[START OF Data for this task]
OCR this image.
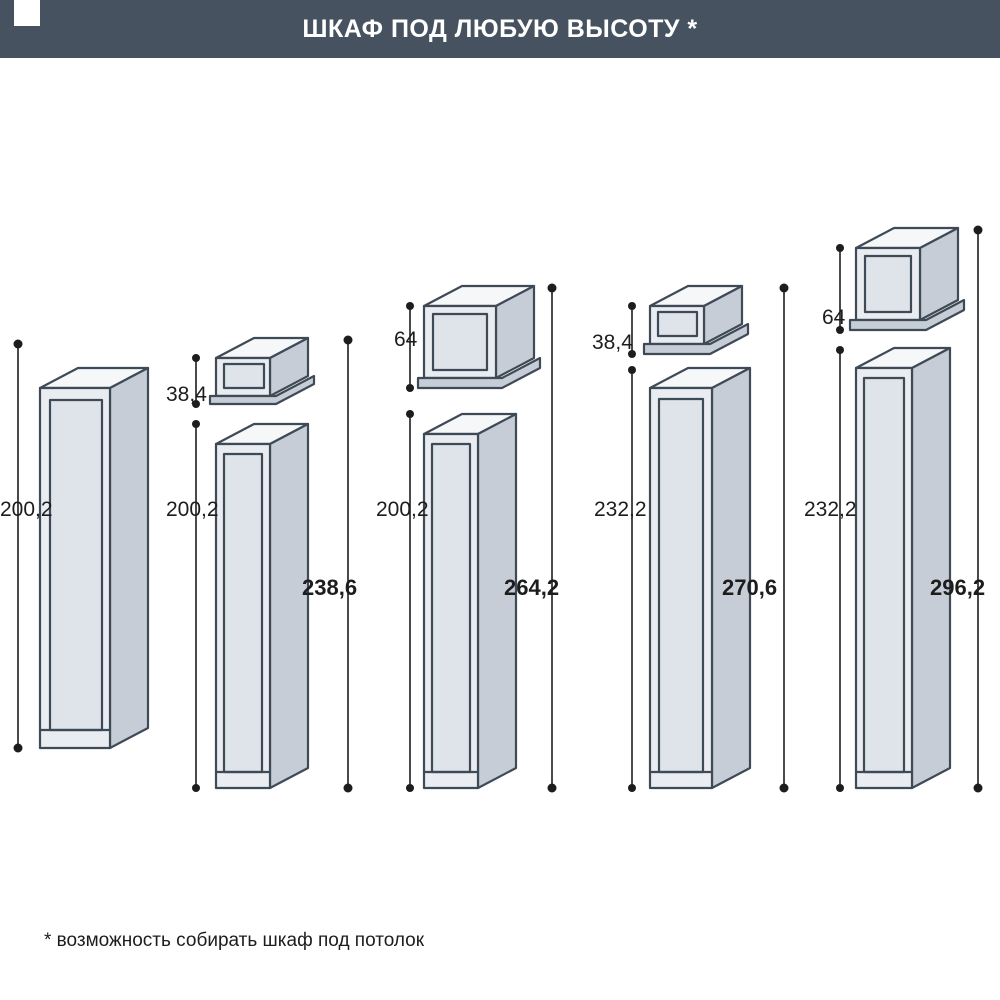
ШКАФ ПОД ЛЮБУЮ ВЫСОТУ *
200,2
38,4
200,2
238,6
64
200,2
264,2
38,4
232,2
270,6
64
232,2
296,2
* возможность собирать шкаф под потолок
[END OF Data for this task]
What you are asked to do |
Copy out all the records exactly, excluding pictures.

Written solution |
OCR this image.
ШКАФ ПОД ЛЮБУЮ ВЫСОТУ *
200,2
38,4
200,2
238,6
64
200,2
264,2
38,4
232,2
270,6
64
232,2
296,2
* возможность собирать шкаф под потолок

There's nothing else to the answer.